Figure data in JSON
::::::

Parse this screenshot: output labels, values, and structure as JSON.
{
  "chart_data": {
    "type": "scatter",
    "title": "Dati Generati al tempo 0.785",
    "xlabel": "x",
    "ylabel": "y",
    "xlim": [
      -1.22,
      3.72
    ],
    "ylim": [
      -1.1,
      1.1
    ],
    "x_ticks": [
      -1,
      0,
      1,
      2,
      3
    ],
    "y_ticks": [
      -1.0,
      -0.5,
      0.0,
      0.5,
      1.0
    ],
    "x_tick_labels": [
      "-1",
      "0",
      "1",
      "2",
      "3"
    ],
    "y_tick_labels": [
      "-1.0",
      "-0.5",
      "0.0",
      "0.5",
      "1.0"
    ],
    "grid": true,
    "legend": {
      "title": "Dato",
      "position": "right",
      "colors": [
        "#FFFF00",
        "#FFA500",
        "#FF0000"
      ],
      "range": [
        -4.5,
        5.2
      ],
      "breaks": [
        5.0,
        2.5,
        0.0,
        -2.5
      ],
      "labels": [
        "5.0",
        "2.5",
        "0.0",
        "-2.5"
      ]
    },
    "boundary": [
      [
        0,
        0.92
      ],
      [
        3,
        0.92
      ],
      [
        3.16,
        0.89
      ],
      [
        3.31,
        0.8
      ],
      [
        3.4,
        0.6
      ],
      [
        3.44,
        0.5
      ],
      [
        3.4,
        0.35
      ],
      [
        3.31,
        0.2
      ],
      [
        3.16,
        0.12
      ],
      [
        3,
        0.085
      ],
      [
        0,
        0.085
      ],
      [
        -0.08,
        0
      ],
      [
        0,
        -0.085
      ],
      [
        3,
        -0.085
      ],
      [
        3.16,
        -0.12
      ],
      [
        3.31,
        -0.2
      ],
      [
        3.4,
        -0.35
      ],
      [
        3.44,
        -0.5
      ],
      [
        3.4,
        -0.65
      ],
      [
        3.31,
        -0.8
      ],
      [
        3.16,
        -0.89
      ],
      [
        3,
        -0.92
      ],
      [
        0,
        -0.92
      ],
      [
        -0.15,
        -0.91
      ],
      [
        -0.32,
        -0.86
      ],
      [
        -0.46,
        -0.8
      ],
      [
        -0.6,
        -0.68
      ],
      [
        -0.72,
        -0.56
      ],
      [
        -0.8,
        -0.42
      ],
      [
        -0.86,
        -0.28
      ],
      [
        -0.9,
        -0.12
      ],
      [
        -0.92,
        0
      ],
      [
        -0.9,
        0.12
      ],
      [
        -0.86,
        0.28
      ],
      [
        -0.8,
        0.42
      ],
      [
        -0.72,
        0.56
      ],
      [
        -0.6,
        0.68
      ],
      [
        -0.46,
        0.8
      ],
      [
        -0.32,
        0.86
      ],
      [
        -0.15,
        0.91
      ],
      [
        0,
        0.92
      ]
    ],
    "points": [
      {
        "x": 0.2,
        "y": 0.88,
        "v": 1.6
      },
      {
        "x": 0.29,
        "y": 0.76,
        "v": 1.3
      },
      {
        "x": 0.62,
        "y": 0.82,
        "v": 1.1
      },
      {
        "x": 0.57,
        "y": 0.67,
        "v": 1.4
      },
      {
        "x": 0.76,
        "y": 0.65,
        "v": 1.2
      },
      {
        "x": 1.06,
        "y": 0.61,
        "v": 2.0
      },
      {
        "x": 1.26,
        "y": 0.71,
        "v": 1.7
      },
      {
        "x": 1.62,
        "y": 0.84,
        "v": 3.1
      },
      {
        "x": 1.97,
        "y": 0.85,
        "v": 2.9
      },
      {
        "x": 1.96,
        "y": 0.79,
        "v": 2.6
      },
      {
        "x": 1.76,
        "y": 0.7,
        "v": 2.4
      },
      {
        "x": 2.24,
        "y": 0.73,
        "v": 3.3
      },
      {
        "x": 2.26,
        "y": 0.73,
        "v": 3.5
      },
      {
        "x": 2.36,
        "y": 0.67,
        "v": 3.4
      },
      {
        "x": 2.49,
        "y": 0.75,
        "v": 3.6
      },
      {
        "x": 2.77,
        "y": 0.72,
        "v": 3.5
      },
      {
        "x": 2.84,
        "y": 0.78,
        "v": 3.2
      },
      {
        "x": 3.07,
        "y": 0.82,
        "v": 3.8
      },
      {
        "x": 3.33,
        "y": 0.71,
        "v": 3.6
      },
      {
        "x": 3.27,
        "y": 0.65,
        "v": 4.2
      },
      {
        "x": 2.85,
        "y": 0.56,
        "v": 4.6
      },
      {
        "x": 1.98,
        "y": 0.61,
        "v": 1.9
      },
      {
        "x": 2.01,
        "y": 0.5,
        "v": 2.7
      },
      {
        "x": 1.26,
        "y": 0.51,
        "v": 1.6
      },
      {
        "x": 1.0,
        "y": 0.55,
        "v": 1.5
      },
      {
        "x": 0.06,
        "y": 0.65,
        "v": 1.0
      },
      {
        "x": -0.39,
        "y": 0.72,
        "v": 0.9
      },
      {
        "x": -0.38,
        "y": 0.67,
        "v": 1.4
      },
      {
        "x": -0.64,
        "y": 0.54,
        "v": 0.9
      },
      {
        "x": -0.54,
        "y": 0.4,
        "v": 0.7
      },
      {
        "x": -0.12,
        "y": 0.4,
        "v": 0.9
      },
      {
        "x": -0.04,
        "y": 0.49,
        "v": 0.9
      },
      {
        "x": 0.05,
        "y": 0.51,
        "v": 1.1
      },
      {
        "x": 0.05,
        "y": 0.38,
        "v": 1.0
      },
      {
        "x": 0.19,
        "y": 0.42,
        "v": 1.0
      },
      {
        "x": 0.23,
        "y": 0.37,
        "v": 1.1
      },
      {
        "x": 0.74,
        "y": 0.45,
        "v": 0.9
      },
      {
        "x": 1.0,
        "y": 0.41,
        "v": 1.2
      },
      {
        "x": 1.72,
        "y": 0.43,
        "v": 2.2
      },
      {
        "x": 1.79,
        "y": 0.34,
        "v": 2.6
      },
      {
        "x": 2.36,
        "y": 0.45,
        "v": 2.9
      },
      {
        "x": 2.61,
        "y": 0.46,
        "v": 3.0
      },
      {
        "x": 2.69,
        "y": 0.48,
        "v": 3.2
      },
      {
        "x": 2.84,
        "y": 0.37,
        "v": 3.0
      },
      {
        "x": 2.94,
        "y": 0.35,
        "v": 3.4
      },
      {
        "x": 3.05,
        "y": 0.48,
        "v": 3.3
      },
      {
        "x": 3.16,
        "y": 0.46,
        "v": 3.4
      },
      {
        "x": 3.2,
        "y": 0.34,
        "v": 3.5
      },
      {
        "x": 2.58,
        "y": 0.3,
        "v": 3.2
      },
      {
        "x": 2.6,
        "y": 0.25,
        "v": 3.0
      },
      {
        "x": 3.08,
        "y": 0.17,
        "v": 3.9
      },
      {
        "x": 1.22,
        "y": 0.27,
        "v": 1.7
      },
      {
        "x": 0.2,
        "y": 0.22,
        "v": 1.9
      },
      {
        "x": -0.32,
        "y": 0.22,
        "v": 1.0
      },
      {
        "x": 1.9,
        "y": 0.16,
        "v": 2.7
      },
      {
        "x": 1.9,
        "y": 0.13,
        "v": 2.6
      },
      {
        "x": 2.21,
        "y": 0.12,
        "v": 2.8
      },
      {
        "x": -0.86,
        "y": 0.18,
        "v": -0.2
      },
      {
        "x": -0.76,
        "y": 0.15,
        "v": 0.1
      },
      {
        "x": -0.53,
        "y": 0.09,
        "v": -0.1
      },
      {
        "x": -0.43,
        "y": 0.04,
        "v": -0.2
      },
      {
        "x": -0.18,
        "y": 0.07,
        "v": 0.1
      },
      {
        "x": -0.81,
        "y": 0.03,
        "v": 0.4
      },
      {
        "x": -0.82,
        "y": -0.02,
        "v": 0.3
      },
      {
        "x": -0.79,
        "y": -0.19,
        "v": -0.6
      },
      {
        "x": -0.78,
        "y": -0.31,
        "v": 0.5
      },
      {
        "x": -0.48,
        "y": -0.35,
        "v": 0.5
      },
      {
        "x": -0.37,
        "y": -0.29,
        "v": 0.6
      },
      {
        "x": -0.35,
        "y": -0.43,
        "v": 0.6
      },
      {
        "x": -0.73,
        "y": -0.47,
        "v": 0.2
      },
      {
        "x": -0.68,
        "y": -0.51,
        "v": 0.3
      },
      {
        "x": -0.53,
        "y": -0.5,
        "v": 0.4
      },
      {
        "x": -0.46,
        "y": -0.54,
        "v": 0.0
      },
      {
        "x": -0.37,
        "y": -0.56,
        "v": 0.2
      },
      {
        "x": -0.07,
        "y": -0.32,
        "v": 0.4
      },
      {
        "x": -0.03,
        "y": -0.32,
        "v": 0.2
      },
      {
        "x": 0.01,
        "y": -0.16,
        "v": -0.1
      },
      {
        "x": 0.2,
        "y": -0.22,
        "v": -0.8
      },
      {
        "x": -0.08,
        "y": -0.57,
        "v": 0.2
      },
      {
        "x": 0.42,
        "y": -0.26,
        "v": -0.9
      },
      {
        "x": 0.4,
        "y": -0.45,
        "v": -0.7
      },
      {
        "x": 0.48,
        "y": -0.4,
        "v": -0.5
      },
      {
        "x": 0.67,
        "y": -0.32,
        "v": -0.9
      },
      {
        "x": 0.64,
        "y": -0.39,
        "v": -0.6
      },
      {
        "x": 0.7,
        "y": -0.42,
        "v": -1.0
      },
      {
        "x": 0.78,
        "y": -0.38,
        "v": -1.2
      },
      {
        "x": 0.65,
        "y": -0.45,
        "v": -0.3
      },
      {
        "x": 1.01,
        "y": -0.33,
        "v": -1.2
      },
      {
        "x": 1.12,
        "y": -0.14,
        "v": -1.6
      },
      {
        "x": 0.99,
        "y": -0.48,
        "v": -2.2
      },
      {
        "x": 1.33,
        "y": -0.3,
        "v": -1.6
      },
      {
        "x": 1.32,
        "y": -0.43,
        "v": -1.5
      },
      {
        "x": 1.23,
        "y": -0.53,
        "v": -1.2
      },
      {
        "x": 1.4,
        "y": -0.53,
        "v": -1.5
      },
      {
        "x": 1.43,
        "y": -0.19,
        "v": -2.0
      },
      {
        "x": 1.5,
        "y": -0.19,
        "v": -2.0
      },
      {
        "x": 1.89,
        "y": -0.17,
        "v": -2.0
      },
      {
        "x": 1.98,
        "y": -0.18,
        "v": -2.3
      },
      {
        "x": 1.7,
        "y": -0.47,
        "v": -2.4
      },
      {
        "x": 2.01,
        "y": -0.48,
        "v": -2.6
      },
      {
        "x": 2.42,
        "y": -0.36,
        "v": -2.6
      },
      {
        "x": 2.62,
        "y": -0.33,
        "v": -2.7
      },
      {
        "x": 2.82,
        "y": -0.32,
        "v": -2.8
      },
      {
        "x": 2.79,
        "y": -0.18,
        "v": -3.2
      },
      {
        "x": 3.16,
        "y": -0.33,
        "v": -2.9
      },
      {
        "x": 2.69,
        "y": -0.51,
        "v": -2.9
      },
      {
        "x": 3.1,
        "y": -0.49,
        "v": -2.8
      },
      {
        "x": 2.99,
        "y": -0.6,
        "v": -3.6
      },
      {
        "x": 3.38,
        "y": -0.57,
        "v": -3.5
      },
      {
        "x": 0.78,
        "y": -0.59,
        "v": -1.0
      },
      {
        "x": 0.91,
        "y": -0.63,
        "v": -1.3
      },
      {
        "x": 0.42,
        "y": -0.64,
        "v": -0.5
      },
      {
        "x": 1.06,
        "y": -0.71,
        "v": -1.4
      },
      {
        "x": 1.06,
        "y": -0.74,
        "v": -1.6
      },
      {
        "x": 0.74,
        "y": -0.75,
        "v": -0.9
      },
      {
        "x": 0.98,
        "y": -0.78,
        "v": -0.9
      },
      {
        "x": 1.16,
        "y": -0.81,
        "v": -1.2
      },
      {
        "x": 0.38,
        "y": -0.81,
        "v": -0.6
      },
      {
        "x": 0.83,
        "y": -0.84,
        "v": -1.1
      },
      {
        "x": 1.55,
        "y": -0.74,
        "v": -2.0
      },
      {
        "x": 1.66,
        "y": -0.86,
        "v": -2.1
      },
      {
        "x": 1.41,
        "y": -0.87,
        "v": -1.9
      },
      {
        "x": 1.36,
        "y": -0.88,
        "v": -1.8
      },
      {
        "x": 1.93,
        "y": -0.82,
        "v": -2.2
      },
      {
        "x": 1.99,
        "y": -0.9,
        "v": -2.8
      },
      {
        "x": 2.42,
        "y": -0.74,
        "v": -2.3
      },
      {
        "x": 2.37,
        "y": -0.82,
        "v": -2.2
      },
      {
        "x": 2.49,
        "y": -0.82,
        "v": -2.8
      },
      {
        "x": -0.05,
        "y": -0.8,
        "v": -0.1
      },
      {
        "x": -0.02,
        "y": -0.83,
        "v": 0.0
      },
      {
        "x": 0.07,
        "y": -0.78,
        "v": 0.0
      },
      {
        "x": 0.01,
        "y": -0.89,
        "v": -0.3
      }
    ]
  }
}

::::::

**TASK DESCRIPTION:** Every line above that contains the word "title" should be reported.

**RESPONSE TO THIS TASK:**
    "title": "Dati Generati al tempo 0.785",
      "title": "Dato",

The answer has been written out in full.